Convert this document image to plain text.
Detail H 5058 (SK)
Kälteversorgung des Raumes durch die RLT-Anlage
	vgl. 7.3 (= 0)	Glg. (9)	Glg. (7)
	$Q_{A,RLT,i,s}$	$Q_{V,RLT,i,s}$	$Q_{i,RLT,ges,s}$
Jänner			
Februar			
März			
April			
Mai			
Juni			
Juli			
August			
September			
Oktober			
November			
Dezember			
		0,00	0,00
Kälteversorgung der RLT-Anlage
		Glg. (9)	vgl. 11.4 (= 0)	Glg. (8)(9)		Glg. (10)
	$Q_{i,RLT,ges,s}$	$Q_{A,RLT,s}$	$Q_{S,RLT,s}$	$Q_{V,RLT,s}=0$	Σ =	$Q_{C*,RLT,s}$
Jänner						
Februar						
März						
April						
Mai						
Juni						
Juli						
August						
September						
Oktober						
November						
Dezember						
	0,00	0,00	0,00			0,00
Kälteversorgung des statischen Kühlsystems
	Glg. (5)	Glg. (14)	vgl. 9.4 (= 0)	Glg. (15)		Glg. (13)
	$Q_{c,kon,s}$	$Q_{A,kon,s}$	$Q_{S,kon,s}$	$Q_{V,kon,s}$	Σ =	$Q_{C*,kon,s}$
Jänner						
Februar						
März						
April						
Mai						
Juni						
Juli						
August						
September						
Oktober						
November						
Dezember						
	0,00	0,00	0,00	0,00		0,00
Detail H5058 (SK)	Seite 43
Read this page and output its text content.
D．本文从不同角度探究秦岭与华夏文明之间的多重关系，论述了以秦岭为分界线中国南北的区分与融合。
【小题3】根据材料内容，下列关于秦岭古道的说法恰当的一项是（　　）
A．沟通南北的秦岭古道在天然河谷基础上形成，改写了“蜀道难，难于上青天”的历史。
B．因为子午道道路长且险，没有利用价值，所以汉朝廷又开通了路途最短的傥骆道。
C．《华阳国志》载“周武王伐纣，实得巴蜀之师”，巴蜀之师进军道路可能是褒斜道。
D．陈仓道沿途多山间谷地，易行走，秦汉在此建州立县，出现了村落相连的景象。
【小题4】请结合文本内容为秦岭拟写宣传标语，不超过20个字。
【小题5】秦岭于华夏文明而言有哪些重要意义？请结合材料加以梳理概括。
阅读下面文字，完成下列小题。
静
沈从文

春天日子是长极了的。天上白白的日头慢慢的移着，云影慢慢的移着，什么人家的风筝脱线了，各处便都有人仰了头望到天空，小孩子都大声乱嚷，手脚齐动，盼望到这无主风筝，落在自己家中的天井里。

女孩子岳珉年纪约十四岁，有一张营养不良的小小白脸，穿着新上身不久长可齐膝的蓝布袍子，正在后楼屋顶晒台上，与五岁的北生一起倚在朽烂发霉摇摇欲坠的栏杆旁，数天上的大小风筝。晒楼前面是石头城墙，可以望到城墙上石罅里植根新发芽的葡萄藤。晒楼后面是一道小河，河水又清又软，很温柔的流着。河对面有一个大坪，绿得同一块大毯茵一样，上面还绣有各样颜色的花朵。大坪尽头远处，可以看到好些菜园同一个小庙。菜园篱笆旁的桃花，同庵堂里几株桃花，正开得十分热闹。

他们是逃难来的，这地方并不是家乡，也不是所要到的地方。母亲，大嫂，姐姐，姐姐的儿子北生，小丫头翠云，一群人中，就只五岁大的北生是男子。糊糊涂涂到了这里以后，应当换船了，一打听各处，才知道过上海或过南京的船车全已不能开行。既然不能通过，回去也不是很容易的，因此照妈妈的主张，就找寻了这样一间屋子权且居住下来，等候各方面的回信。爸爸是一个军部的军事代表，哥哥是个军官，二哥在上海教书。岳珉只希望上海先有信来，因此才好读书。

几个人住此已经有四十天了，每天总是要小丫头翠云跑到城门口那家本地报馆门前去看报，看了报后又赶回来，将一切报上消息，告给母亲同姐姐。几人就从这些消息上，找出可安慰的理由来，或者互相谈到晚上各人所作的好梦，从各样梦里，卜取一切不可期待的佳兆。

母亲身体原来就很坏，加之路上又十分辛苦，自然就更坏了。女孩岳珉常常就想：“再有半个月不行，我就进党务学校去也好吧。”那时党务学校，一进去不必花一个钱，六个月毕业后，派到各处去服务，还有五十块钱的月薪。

··········

**Required task:** Every record shown above must be echoed exactly.

**Final result:**
Convert this document image to plain text.
Detail H 5058 (SK)
Kälteversorgung des Raumes durch die RLT-Anlage
	vgl. 7.3 (= 0)	Glg. (9)	Glg. (7)
	$Q_{A,RLT,i,s}$	$Q_{V,RLT,i,s}$	$Q_{i,RLT,ges,s}$
Jänner			
Februar			
März			
April			
Mai			
Juni			
Juli			
August			
September			
Oktober			
November			
Dezember			
		0,00	0,00
Kälteversorgung der RLT-Anlage
		Glg. (9)	vgl. 11.4 (= 0)	Glg. (8)(9)		Glg. (10)
	$Q_{i,RLT,ges,s}$	$Q_{A,RLT,s}$	$Q_{S,RLT,s}$	$Q_{V,RLT,s}=0$	Σ =	$Q_{C*,RLT,s}$
Jänner						
Februar						
März						
April						
Mai						
Juni						
Juli						
August						
September						
Oktober						
November						
Dezember						
	0,00	0,00	0,00			0,00
Kälteversorgung des statischen Kühlsystems
	Glg. (5)	Glg. (14)	vgl. 9.4 (= 0)	Glg. (15)		Glg. (13)
	$Q_{c,kon,s}$	$Q_{A,kon,s}$	$Q_{S,kon,s}$	$Q_{V,kon,s}$	Σ =	$Q_{C*,kon,s}$
Jänner						
Februar						
März						
April						
Mai						
Juni						
Juli						
August						
September						
Oktober						
November						
Dezember						
	0,00	0,00	0,00	0,00		0,00
Detail H5058 (SK)	Seite 43
Read this page and output its text content.
D．本文从不同角度探究秦岭与华夏文明之间的多重关系，论述了以秦岭为分界线中国南北的区分与融合。
【小题3】根据材料内容，下列关于秦岭古道的说法恰当的一项是（　　）
A．沟通南北的秦岭古道在天然河谷基础上形成，改写了“蜀道难，难于上青天”的历史。
B．因为子午道道路长且险，没有利用价值，所以汉朝廷又开通了路途最短的傥骆道。
C．《华阳国志》载“周武王伐纣，实得巴蜀之师”，巴蜀之师进军道路可能是褒斜道。
D．陈仓道沿途多山间谷地，易行走，秦汉在此建州立县，出现了村落相连的景象。
【小题4】请结合文本内容为秦岭拟写宣传标语，不超过20个字。
【小题5】秦岭于华夏文明而言有哪些重要意义？请结合材料加以梳理概括。
阅读下面文字，完成下列小题。
静
沈从文

春天日子是长极了的。天上白白的日头慢慢的移着，云影慢慢的移着，什么人家的风筝脱线了，各处便都有人仰了头望到天空，小孩子都大声乱嚷，手脚齐动，盼望到这无主风筝，落在自己家中的天井里。

女孩子岳珉年纪约十四岁，有一张营养不良的小小白脸，穿着新上身不久长可齐膝的蓝布袍子，正在后楼屋顶晒台上，与五岁的北生一起倚在朽烂发霉摇摇欲坠的栏杆旁，数天上的大小风筝。晒楼前面是石头城墙，可以望到城墙上石罅里植根新发芽的葡萄藤。晒楼后面是一道小河，河水又清又软，很温柔的流着。河对面有一个大坪，绿得同一块大毯茵一样，上面还绣有各样颜色的花朵。大坪尽头远处，可以看到好些菜园同一个小庙。菜园篱笆旁的桃花，同庵堂里几株桃花，正开得十分热闹。

他们是逃难来的，这地方并不是家乡，也不是所要到的地方。母亲，大嫂，姐姐，姐姐的儿子北生，小丫头翠云，一群人中，就只五岁大的北生是男子。糊糊涂涂到了这里以后，应当换船了，一打听各处，才知道过上海或过南京的船车全已不能开行。既然不能通过，回去也不是很容易的，因此照妈妈的主张，就找寻了这样一间屋子权且居住下来，等候各方面的回信。爸爸是一个军部的军事代表，哥哥是个军官，二哥在上海教书。岳珉只希望上海先有信来，因此才好读书。

几个人住此已经有四十天了，每天总是要小丫头翠云跑到城门口那家本地报馆门前去看报，看了报后又赶回来，将一切报上消息，告给母亲同姐姐。几人就从这些消息上，找出可安慰的理由来，或者互相谈到晚上各人所作的好梦，从各样梦里，卜取一切不可期待的佳兆。

母亲身体原来就很坏，加之路上又十分辛苦，自然就更坏了。女孩岳珉常常就想：“再有半个月不行，我就进党务学校去也好吧。”那时党务学校，一进去不必花一个钱，六个月毕业后，派到各处去服务，还有五十块钱的月薪。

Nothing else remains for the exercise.